Swap each "阿龙纳斯" in the data below for "阿罗纳克斯", and write out every line again with nothing else changed.

begin

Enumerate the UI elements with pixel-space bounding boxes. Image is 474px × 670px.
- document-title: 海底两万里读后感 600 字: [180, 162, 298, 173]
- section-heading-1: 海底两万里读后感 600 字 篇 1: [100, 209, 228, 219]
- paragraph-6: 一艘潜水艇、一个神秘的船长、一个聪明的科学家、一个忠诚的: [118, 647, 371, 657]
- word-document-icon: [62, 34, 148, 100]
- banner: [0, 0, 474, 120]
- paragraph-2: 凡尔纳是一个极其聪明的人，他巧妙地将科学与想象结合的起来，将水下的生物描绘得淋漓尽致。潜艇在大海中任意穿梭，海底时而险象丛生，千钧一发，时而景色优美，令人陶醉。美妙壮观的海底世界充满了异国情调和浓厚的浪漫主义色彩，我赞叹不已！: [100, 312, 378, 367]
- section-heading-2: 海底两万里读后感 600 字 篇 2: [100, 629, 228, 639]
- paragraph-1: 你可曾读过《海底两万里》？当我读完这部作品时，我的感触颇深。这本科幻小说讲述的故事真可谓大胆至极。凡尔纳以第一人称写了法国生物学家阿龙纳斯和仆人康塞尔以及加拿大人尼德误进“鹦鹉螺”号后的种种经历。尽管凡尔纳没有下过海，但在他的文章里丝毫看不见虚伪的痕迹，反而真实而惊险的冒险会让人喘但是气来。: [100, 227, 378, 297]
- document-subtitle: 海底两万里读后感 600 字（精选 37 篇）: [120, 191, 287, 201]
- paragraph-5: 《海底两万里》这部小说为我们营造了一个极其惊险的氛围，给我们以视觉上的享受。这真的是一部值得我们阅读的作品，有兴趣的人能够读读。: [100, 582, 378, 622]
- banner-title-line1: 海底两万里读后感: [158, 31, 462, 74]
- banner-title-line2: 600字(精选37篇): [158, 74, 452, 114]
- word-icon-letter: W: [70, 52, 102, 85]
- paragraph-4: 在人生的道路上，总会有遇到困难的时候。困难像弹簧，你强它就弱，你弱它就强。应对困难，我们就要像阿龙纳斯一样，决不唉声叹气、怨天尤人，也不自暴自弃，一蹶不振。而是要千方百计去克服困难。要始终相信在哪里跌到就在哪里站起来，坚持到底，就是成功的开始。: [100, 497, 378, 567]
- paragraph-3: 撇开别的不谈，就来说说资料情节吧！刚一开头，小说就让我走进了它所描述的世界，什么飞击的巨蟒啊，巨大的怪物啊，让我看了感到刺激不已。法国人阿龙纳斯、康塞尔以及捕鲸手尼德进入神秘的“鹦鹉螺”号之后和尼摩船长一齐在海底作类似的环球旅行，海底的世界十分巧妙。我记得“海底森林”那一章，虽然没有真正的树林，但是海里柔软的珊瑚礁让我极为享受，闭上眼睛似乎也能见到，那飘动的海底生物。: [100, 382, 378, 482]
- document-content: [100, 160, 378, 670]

end

▶ **Task solution**
Enumerate the UI elements with pixel-space bounding boxes. Image is 474px × 670px.
- document-title: 海底两万里读后感 600 字: [180, 162, 298, 173]
- section-heading-1: 海底两万里读后感 600 字 篇 1: [100, 209, 228, 219]
- paragraph-6: 一艘潜水艇、一个神秘的船长、一个聪明的科学家、一个忠诚的: [118, 647, 371, 657]
- word-document-icon: [62, 34, 148, 100]
- banner: [0, 0, 474, 120]
- paragraph-2: 凡尔纳是一个极其聪明的人，他巧妙地将科学与想象结合的起来，将水下的生物描绘得淋漓尽致。潜艇在大海中任意穿梭，海底时而险象丛生，千钧一发，时而景色优美，令人陶醉。美妙壮观的海底世界充满了异国情调和浓厚的浪漫主义色彩，我赞叹不已！: [100, 312, 378, 367]
- section-heading-2: 海底两万里读后感 600 字 篇 2: [100, 629, 228, 639]
- paragraph-1: 你可曾读过《海底两万里》？当我读完这部作品时，我的感触颇深。这本科幻小说讲述的故事真可谓大胆至极。凡尔纳以第一人称写了法国生物学家阿罗纳克斯和仆人康塞尔以及加拿大人尼德误进“鹦鹉螺”号后的种种经历。尽管凡尔纳没有下过海，但在他的文章里丝毫看不见虚伪的痕迹，反而真实而惊险的冒险会让人喘但是气来。: [100, 227, 378, 297]
- document-subtitle: 海底两万里读后感 600 字（精选 37 篇）: [120, 191, 287, 201]
- paragraph-5: 《海底两万里》这部小说为我们营造了一个极其惊险的氛围，给我们以视觉上的享受。这真的是一部值得我们阅读的作品，有兴趣的人能够读读。: [100, 582, 378, 622]
- banner-title-line1: 海底两万里读后感: [158, 31, 462, 74]
- banner-title-line2: 600字(精选37篇): [158, 74, 452, 114]
- word-icon-letter: W: [70, 52, 102, 85]
- paragraph-4: 在人生的道路上，总会有遇到困难的时候。困难像弹簧，你强它就弱，你弱它就强。应对困难，我们就要像阿罗纳克斯一样，决不唉声叹气、怨天尤人，也不自暴自弃，一蹶不振。而是要千方百计去克服困难。要始终相信在哪里跌到就在哪里站起来，坚持到底，就是成功的开始。: [100, 497, 378, 567]
- paragraph-3: 撇开别的不谈，就来说说资料情节吧！刚一开头，小说就让我走进了它所描述的世界，什么飞击的巨蟒啊，巨大的怪物啊，让我看了感到刺激不已。法国人阿罗纳克斯、康塞尔以及捕鲸手尼德进入神秘的“鹦鹉螺”号之后和尼摩船长一齐在海底作类似的环球旅行，海底的世界十分巧妙。我记得“海底森林”那一章，虽然没有真正的树林，但是海里柔软的珊瑚礁让我极为享受，闭上眼睛似乎也能见到，那飘动的海底生物。: [100, 382, 378, 482]
- document-content: [100, 160, 378, 670]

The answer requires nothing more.